### Exercise task
Give the listing below again in full, exactly as written.

▼

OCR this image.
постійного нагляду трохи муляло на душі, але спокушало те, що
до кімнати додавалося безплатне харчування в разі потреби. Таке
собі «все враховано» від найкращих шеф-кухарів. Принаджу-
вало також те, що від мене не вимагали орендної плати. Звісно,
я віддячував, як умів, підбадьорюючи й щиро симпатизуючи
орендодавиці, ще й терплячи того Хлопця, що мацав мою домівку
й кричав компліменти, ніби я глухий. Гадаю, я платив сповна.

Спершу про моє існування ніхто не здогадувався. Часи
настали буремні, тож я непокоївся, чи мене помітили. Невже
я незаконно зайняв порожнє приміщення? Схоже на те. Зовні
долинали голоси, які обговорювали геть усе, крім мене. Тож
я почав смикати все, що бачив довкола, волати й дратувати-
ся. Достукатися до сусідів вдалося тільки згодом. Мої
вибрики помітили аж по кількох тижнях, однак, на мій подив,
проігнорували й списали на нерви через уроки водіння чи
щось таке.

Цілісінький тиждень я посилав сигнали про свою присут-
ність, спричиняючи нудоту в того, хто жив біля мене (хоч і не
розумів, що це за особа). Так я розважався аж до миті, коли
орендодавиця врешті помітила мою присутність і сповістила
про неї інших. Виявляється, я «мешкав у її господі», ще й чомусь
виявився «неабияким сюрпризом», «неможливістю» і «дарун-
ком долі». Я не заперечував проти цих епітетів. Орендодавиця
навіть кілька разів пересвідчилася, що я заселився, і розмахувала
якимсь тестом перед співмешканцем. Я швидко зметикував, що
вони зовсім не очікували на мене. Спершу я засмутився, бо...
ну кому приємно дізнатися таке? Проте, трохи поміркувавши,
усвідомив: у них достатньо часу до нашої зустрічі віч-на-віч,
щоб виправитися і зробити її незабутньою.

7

▲

### Final result
OCR this image.
постійного нагляду трохи муляло на душі, але спокушало те, що
до кімнати додавалося безплатне харчування в разі потреби. Таке
собі «все враховано» від найкращих шеф-кухарів. Принаджу-
вало також те, що від мене не вимагали орендної плати. Звісно,
я віддячував, як умів, підбадьорюючи й щиро симпатизуючи
орендодавиці, ще й терплячи того Хлопця, що мацав мою домівку
й кричав компліменти, ніби я глухий. Гадаю, я платив сповна.

Спершу про моє існування ніхто не здогадувався. Часи
настали буремні, тож я непокоївся, чи мене помітили. Невже
я незаконно зайняв порожнє приміщення? Схоже на те. Зовні
долинали голоси, які обговорювали геть усе, крім мене. Тож
я почав смикати все, що бачив довкола, волати й дратувати-
ся. Достукатися до сусідів вдалося тільки згодом. Мої
вибрики помітили аж по кількох тижнях, однак, на мій подив,
проігнорували й списали на нерви через уроки водіння чи
щось таке.

Цілісінький тиждень я посилав сигнали про свою присут-
ність, спричиняючи нудоту в того, хто жив біля мене (хоч і не
розумів, що це за особа). Так я розважався аж до миті, коли
орендодавиця врешті помітила мою присутність і сповістила
про неї інших. Виявляється, я «мешкав у її господі», ще й чомусь
виявився «неабияким сюрпризом», «неможливістю» і «дарун-
ком долі». Я не заперечував проти цих епітетів. Орендодавиця
навіть кілька разів пересвідчилася, що я заселився, і розмахувала
якимсь тестом перед співмешканцем. Я швидко зметикував, що
вони зовсім не очікували на мене. Спершу я засмутився, бо...
ну кому приємно дізнатися таке? Проте, трохи поміркувавши,
усвідомив: у них достатньо часу до нашої зустрічі віч-на-віч,
щоб виправитися і зробити її незабутньою.

7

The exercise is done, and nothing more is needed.